Given task
Take each line containing "JSON" and report it exactly as written.

Data for this task
= = = = = = =
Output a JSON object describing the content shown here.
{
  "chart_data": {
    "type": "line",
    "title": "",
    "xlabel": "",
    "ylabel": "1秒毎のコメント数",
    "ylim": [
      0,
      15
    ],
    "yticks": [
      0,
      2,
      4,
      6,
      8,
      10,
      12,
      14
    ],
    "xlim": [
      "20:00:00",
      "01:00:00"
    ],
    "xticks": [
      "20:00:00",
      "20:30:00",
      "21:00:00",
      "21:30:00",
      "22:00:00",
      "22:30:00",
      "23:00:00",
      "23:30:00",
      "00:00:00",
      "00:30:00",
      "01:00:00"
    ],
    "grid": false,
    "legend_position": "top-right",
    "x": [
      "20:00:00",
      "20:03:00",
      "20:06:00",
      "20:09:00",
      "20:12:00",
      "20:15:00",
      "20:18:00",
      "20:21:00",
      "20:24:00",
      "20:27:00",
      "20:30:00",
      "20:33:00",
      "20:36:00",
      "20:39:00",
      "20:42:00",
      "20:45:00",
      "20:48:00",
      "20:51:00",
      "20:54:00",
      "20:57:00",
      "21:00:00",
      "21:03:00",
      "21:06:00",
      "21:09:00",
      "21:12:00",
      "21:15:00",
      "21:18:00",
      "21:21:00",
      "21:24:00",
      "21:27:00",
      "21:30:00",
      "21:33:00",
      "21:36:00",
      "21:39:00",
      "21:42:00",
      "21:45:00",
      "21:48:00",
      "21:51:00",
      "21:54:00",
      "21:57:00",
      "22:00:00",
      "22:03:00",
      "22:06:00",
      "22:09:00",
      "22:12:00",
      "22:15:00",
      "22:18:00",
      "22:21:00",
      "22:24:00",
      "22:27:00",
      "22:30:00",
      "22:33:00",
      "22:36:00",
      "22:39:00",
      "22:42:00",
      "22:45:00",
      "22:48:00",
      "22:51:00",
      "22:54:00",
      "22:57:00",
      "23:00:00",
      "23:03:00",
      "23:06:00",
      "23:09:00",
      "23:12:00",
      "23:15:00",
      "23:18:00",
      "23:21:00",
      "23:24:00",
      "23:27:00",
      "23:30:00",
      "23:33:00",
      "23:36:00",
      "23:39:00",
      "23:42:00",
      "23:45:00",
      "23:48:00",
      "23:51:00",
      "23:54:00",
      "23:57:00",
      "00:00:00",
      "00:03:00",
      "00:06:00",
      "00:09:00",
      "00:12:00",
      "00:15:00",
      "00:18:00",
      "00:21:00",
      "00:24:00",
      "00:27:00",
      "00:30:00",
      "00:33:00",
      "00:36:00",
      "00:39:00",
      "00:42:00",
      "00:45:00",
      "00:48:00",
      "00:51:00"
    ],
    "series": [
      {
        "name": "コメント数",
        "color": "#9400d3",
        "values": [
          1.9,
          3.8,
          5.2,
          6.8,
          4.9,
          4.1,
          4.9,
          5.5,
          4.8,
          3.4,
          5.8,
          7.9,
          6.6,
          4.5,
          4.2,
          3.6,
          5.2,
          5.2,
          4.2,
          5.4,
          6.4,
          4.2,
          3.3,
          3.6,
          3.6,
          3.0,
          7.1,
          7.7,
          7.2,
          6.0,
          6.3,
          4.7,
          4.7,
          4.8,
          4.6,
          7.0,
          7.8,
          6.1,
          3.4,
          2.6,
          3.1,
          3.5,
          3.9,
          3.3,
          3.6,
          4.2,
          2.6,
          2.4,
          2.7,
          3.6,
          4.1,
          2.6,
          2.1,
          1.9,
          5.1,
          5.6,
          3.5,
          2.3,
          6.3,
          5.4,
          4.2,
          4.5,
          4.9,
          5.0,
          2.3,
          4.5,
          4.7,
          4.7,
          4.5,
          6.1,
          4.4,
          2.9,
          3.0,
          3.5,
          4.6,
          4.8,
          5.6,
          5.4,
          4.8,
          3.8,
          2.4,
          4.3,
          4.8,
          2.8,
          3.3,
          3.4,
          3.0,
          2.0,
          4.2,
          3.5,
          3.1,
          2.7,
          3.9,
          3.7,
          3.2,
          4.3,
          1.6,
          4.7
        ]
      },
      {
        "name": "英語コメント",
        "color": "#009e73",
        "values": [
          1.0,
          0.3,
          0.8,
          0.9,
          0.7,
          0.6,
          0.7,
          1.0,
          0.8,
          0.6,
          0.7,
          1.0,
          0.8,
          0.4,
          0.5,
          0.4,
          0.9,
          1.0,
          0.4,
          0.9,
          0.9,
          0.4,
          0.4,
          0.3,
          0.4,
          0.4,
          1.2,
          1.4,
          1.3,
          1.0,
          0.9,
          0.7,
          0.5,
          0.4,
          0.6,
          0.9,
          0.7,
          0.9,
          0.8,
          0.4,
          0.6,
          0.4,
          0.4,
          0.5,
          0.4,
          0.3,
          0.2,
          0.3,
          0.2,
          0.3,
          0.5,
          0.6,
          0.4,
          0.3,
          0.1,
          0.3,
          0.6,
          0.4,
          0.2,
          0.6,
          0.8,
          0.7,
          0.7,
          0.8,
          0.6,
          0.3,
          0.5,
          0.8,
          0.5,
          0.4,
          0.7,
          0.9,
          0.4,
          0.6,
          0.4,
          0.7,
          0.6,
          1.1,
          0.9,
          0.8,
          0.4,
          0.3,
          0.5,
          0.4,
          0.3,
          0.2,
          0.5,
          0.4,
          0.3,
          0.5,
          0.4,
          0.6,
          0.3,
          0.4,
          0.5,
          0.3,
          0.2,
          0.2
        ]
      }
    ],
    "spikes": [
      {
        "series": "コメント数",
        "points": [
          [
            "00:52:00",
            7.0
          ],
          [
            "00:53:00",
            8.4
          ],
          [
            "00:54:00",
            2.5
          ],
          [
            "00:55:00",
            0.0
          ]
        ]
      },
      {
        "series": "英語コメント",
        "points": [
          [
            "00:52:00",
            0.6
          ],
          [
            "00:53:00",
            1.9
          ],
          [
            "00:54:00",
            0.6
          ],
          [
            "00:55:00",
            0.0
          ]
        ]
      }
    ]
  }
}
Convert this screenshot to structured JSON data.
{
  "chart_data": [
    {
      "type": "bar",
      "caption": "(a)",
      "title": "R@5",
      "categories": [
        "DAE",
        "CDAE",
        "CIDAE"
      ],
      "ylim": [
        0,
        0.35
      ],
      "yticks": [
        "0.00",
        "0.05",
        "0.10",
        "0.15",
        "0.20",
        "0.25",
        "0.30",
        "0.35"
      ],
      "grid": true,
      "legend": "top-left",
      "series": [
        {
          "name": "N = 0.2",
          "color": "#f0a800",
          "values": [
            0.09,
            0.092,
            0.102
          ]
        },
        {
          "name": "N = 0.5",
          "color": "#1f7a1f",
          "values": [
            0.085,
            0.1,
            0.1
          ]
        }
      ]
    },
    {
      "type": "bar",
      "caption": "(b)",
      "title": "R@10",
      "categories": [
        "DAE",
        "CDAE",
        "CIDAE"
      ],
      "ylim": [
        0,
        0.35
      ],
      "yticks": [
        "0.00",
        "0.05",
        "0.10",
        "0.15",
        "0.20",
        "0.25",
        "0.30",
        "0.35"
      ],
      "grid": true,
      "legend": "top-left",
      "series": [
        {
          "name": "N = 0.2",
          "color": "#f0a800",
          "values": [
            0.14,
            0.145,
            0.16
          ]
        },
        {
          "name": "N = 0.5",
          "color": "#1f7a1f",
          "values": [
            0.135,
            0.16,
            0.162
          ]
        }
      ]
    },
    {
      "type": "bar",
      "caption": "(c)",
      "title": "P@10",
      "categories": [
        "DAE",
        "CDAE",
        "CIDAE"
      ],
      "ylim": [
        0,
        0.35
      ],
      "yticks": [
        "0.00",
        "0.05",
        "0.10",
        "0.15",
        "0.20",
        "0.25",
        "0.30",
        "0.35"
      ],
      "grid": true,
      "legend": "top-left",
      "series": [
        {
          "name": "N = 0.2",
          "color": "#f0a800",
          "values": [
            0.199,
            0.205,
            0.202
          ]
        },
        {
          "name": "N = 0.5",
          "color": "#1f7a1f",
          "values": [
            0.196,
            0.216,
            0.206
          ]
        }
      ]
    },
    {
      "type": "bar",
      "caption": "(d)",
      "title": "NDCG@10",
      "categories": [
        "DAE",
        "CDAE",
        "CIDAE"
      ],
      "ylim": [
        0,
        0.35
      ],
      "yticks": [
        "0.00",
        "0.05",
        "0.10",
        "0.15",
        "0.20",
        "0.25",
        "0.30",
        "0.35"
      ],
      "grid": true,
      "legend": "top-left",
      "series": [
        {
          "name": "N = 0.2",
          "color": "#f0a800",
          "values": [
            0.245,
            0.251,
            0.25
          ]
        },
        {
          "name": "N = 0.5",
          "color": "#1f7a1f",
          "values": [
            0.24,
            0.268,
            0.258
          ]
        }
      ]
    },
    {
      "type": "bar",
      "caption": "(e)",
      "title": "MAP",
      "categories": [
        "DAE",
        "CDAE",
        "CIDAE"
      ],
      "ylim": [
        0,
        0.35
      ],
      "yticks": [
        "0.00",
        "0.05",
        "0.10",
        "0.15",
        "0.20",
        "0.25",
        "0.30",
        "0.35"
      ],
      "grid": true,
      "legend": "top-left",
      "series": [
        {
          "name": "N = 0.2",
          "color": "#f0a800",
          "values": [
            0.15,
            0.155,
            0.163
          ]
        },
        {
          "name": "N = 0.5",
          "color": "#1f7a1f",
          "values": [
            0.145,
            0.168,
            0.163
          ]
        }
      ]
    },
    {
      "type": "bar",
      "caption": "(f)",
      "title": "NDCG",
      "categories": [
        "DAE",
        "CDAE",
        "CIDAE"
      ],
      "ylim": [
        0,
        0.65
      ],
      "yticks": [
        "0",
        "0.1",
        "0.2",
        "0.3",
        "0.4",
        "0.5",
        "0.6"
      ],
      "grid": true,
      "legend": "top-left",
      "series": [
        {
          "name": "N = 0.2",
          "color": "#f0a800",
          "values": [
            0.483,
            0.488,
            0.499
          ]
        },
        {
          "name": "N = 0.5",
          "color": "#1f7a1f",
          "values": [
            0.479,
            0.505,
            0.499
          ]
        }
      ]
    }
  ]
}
= = = = = = =
Answer to the problem
Output a JSON object describing the content shown here.
Convert this screenshot to structured JSON data.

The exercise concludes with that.